Supplied material:
══════
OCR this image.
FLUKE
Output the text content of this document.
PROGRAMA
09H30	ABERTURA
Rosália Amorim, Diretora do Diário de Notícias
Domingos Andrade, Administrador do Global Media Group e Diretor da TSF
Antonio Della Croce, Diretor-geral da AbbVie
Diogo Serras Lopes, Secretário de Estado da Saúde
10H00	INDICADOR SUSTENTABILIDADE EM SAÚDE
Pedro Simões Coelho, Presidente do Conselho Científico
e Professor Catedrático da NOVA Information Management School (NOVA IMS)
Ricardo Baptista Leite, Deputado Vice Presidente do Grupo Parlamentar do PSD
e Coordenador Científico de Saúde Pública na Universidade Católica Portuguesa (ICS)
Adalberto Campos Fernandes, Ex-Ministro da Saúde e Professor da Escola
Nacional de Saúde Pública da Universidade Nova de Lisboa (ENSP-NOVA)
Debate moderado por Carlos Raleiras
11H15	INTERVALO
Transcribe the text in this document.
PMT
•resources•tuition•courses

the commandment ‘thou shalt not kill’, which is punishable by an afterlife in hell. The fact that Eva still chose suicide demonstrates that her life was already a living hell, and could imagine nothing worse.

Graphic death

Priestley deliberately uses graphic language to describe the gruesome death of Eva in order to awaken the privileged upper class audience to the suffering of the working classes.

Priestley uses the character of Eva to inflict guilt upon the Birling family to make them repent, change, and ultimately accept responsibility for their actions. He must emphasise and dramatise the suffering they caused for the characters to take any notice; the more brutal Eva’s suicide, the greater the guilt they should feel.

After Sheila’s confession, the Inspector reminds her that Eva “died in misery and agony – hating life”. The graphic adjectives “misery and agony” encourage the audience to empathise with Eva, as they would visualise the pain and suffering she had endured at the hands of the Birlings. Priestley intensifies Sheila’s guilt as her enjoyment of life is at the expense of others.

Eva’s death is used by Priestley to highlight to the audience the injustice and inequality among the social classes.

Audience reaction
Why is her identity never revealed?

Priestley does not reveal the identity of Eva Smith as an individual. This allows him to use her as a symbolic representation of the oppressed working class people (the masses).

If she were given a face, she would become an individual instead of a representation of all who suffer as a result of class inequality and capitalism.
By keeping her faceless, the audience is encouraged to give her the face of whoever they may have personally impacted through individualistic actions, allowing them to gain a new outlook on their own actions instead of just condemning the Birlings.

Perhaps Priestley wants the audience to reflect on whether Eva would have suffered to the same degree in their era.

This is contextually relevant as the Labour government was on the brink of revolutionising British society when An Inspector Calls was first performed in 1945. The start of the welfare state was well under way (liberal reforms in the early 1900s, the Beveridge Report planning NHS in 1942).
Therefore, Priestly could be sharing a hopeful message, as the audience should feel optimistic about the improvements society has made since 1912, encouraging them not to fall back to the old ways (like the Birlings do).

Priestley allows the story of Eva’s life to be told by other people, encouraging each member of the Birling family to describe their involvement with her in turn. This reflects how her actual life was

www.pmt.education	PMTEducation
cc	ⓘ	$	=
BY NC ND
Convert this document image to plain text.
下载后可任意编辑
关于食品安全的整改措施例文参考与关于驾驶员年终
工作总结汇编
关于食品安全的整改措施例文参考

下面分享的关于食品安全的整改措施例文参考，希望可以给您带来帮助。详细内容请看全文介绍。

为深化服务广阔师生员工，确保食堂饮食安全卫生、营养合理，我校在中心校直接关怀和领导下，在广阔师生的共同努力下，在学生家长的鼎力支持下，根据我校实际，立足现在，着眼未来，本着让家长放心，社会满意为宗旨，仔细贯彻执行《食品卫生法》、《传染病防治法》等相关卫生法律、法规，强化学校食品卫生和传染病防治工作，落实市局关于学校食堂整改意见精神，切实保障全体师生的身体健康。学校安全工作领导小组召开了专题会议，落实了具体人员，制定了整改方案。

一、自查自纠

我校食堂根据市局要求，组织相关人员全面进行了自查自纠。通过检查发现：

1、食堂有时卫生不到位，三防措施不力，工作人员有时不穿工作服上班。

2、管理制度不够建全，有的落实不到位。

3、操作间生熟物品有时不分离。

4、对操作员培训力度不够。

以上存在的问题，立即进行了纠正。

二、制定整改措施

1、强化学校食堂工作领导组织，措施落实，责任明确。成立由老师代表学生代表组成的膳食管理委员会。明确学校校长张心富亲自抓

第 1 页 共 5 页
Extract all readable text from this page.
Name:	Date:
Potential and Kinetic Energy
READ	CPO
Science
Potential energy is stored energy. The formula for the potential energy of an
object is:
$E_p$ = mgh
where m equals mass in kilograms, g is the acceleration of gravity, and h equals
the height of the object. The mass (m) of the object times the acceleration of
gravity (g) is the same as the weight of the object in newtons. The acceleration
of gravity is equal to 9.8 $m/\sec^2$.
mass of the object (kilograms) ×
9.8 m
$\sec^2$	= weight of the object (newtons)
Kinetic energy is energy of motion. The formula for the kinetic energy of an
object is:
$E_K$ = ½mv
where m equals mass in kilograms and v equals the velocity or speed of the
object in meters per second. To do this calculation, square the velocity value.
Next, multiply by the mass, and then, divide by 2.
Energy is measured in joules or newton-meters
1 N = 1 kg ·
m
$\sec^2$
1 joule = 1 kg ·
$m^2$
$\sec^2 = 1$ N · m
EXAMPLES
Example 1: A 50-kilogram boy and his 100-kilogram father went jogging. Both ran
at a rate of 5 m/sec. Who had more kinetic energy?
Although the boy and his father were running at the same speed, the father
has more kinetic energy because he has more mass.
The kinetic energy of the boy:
══════
Problem requirements: Send back all of the entries exactly, with nothing missing.

Response:
OCR this image.
FLUKE
Output the text content of this document.
PROGRAMA
09H30	ABERTURA
Rosália Amorim, Diretora do Diário de Notícias
Domingos Andrade, Administrador do Global Media Group e Diretor da TSF
Antonio Della Croce, Diretor-geral da AbbVie
Diogo Serras Lopes, Secretário de Estado da Saúde
10H00	INDICADOR SUSTENTABILIDADE EM SAÚDE
Pedro Simões Coelho, Presidente do Conselho Científico
e Professor Catedrático da NOVA Information Management School (NOVA IMS)
Ricardo Baptista Leite, Deputado Vice Presidente do Grupo Parlamentar do PSD
e Coordenador Científico de Saúde Pública na Universidade Católica Portuguesa (ICS)
Adalberto Campos Fernandes, Ex-Ministro da Saúde e Professor da Escola
Nacional de Saúde Pública da Universidade Nova de Lisboa (ENSP-NOVA)
Debate moderado por Carlos Raleiras
11H15	INTERVALO
Transcribe the text in this document.
PMT
•resources•tuition•courses

the commandment ‘thou shalt not kill’, which is punishable by an afterlife in hell. The fact that Eva still chose suicide demonstrates that her life was already a living hell, and could imagine nothing worse.

Graphic death

Priestley deliberately uses graphic language to describe the gruesome death of Eva in order to awaken the privileged upper class audience to the suffering of the working classes.

Priestley uses the character of Eva to inflict guilt upon the Birling family to make them repent, change, and ultimately accept responsibility for their actions. He must emphasise and dramatise the suffering they caused for the characters to take any notice; the more brutal Eva’s suicide, the greater the guilt they should feel.

After Sheila’s confession, the Inspector reminds her that Eva “died in misery and agony – hating life”. The graphic adjectives “misery and agony” encourage the audience to empathise with Eva, as they would visualise the pain and suffering she had endured at the hands of the Birlings. Priestley intensifies Sheila’s guilt as her enjoyment of life is at the expense of others.

Eva’s death is used by Priestley to highlight to the audience the injustice and inequality among the social classes.

Audience reaction
Why is her identity never revealed?

Priestley does not reveal the identity of Eva Smith as an individual. This allows him to use her as a symbolic representation of the oppressed working class people (the masses).

If she were given a face, she would become an individual instead of a representation of all who suffer as a result of class inequality and capitalism.
By keeping her faceless, the audience is encouraged to give her the face of whoever they may have personally impacted through individualistic actions, allowing them to gain a new outlook on their own actions instead of just condemning the Birlings.

Perhaps Priestley wants the audience to reflect on whether Eva would have suffered to the same degree in their era.

This is contextually relevant as the Labour government was on the brink of revolutionising British society when An Inspector Calls was first performed in 1945. The start of the welfare state was well under way (liberal reforms in the early 1900s, the Beveridge Report planning NHS in 1942).
Therefore, Priestly could be sharing a hopeful message, as the audience should feel optimistic about the improvements society has made since 1912, encouraging them not to fall back to the old ways (like the Birlings do).

Priestley allows the story of Eva’s life to be told by other people, encouraging each member of the Birling family to describe their involvement with her in turn. This reflects how her actual life was

www.pmt.education	PMTEducation
cc	ⓘ	$	=
BY NC ND
Convert this document image to plain text.
下载后可任意编辑
关于食品安全的整改措施例文参考与关于驾驶员年终
工作总结汇编
关于食品安全的整改措施例文参考

下面分享的关于食品安全的整改措施例文参考，希望可以给您带来帮助。详细内容请看全文介绍。

为深化服务广阔师生员工，确保食堂饮食安全卫生、营养合理，我校在中心校直接关怀和领导下，在广阔师生的共同努力下，在学生家长的鼎力支持下，根据我校实际，立足现在，着眼未来，本着让家长放心，社会满意为宗旨，仔细贯彻执行《食品卫生法》、《传染病防治法》等相关卫生法律、法规，强化学校食品卫生和传染病防治工作，落实市局关于学校食堂整改意见精神，切实保障全体师生的身体健康。学校安全工作领导小组召开了专题会议，落实了具体人员，制定了整改方案。

一、自查自纠

我校食堂根据市局要求，组织相关人员全面进行了自查自纠。通过检查发现：

1、食堂有时卫生不到位，三防措施不力，工作人员有时不穿工作服上班。

2、管理制度不够建全，有的落实不到位。

3、操作间生熟物品有时不分离。

4、对操作员培训力度不够。

以上存在的问题，立即进行了纠正。

二、制定整改措施

1、强化学校食堂工作领导组织，措施落实，责任明确。成立由老师代表学生代表组成的膳食管理委员会。明确学校校长张心富亲自抓

第 1 页 共 5 页
Extract all readable text from this page.
Name:	Date:
Potential and Kinetic Energy
READ	CPO
Science
Potential energy is stored energy. The formula for the potential energy of an
object is:
$E_p$ = mgh
where m equals mass in kilograms, g is the acceleration of gravity, and h equals
the height of the object. The mass (m) of the object times the acceleration of
gravity (g) is the same as the weight of the object in newtons. The acceleration
of gravity is equal to 9.8 $m/\sec^2$.
mass of the object (kilograms) ×
9.8 m
$\sec^2$	= weight of the object (newtons)
Kinetic energy is energy of motion. The formula for the kinetic energy of an
object is:
$E_K$ = ½mv
where m equals mass in kilograms and v equals the velocity or speed of the
object in meters per second. To do this calculation, square the velocity value.
Next, multiply by the mass, and then, divide by 2.
Energy is measured in joules or newton-meters
1 N = 1 kg ·
m
$\sec^2$
1 joule = 1 kg ·
$m^2$
$\sec^2 = 1$ N · m
EXAMPLES
Example 1: A 50-kilogram boy and his 100-kilogram father went jogging. Both ran
at a rate of 5 m/sec. Who had more kinetic energy?
Although the boy and his father were running at the same speed, the father
has more kinetic energy because he has more mass.
The kinetic energy of the boy:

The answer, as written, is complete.